[Record extracts — start]

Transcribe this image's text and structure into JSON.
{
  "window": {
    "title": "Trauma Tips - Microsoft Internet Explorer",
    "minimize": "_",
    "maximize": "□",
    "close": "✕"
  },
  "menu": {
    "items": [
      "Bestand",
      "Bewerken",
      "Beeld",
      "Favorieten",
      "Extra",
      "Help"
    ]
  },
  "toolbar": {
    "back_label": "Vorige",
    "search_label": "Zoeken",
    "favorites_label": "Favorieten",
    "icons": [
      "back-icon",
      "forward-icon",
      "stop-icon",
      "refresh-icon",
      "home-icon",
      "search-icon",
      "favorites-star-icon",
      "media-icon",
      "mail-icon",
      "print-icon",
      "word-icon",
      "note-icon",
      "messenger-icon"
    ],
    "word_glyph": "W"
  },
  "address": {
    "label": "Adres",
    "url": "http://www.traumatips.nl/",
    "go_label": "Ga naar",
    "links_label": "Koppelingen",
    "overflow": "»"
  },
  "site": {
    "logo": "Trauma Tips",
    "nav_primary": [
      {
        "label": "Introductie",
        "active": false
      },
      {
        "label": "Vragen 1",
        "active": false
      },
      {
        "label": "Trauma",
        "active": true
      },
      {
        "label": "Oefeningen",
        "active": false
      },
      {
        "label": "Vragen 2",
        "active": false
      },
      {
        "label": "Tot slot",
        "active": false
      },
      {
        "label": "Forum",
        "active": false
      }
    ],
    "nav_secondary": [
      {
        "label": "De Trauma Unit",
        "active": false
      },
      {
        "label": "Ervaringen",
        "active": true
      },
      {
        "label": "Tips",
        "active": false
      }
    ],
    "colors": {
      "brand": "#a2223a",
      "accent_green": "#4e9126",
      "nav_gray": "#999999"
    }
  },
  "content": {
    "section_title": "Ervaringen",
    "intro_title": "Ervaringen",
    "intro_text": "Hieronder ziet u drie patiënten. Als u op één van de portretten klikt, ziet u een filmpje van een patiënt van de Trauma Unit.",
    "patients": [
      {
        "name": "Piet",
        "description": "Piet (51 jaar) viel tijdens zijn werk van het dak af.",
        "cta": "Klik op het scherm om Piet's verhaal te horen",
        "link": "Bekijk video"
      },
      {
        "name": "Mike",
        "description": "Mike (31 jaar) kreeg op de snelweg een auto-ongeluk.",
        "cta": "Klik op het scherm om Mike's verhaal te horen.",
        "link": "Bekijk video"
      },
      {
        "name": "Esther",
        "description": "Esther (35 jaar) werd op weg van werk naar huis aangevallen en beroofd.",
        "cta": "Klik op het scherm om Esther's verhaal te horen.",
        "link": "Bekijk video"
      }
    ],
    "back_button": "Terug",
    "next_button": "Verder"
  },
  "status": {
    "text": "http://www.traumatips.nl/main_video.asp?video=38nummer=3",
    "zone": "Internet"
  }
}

[Record extracts — finish]

In the entries above, find each line that includes the string "scherm" and copy it.

= Written solution =
        "cta": "Klik op het scherm om Piet's verhaal te horen",
        "cta": "Klik op het scherm om Mike's verhaal te horen.",
        "cta": "Klik op het scherm om Esther's verhaal te horen.",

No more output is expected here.